**Challenge**
Copy out, character for character, the lines of the listing from the line containing "- organization-title: ΓΕΝΙΚΟ" through the line containing "- report-subtitle: Γενικού", including both of those lines.

# Data for the task start

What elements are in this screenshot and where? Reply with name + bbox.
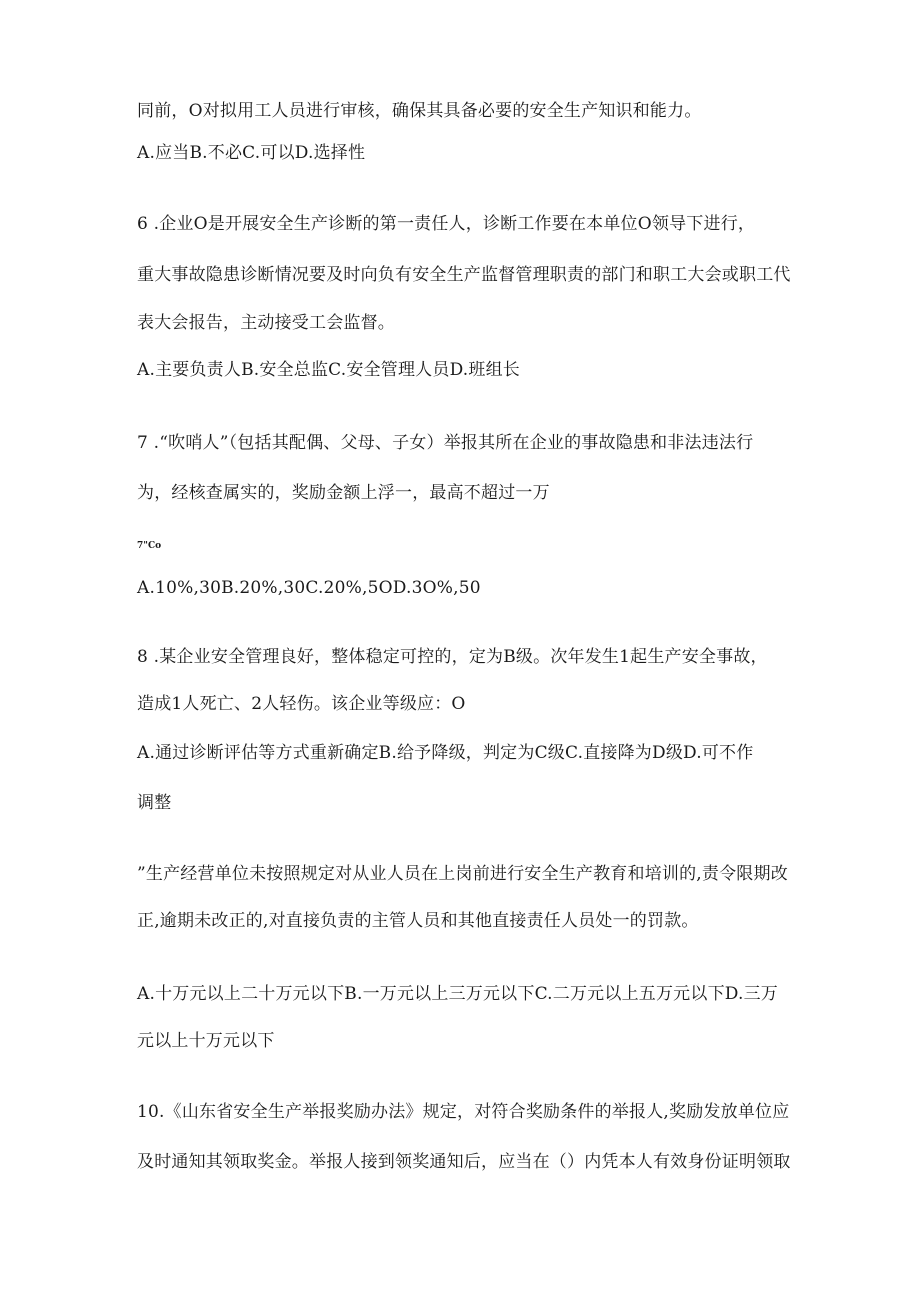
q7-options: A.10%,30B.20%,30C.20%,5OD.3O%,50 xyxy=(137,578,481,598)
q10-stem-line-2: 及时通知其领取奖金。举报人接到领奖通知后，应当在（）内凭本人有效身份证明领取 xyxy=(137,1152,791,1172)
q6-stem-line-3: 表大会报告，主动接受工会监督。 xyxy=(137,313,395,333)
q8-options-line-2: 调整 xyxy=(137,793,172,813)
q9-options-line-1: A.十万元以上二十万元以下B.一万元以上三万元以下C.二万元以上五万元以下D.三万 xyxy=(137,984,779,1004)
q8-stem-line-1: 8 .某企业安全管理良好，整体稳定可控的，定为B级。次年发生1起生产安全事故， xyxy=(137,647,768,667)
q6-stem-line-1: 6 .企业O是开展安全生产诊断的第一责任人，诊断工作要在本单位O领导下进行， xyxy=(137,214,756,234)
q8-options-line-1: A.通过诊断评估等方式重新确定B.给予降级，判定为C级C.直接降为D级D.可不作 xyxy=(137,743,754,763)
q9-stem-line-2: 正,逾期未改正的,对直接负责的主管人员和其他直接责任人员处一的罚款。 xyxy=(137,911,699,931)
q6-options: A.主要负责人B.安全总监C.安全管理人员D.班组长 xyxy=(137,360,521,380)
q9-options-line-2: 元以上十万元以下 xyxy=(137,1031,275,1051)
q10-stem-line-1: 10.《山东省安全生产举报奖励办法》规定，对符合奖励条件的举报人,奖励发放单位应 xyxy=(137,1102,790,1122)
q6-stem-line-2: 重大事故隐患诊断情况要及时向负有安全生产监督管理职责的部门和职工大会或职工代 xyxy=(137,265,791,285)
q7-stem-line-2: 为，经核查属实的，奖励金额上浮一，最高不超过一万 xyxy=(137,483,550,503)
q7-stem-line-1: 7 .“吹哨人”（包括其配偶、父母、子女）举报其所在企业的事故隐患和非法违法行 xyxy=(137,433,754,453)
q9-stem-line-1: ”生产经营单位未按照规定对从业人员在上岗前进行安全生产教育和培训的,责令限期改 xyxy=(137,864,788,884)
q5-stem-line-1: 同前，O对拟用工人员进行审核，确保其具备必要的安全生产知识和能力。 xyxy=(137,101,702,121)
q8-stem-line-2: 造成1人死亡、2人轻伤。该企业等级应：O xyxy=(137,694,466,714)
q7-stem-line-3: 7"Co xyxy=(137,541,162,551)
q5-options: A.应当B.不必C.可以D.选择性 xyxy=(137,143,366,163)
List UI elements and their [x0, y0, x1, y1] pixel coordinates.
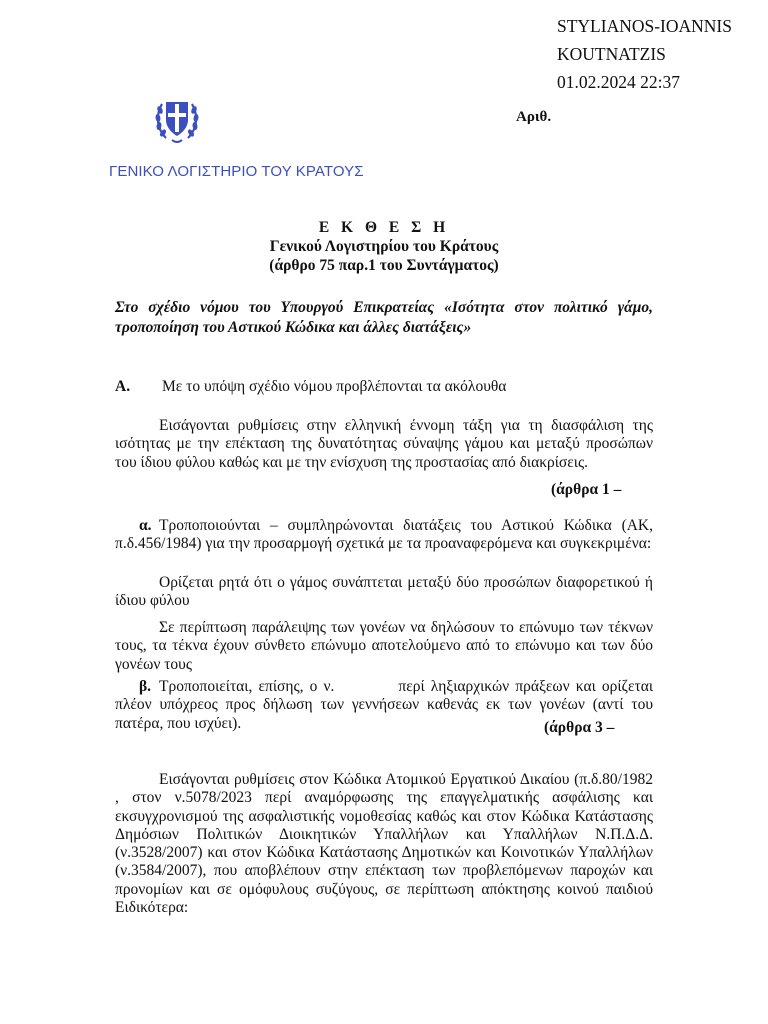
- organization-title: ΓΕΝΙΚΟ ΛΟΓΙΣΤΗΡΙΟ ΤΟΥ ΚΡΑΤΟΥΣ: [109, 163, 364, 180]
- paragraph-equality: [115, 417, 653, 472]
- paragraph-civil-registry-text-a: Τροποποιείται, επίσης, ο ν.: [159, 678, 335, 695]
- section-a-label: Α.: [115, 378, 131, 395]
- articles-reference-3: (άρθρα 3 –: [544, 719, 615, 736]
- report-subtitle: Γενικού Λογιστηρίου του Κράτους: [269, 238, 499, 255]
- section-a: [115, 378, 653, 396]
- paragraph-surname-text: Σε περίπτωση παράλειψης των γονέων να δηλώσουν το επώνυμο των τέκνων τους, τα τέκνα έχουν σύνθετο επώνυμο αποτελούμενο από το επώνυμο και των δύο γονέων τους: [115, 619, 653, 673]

# Data for the task end

**The result**
- organization-title: ΓΕΝΙΚΟ ΛΟΓΙΣΤΗΡΙΟ ΤΟΥ ΚΡΑΤΟΥΣ: [109, 163, 364, 180]
- paragraph-equality: [115, 417, 653, 472]
- paragraph-civil-registry-text-a: Τροποποιείται, επίσης, ο ν.: [159, 678, 335, 695]
- section-a-label: Α.: [115, 378, 131, 395]
- articles-reference-3: (άρθρα 3 –: [544, 719, 615, 736]
- report-subtitle: Γενικού Λογιστηρίου του Κράτους: [269, 238, 499, 255]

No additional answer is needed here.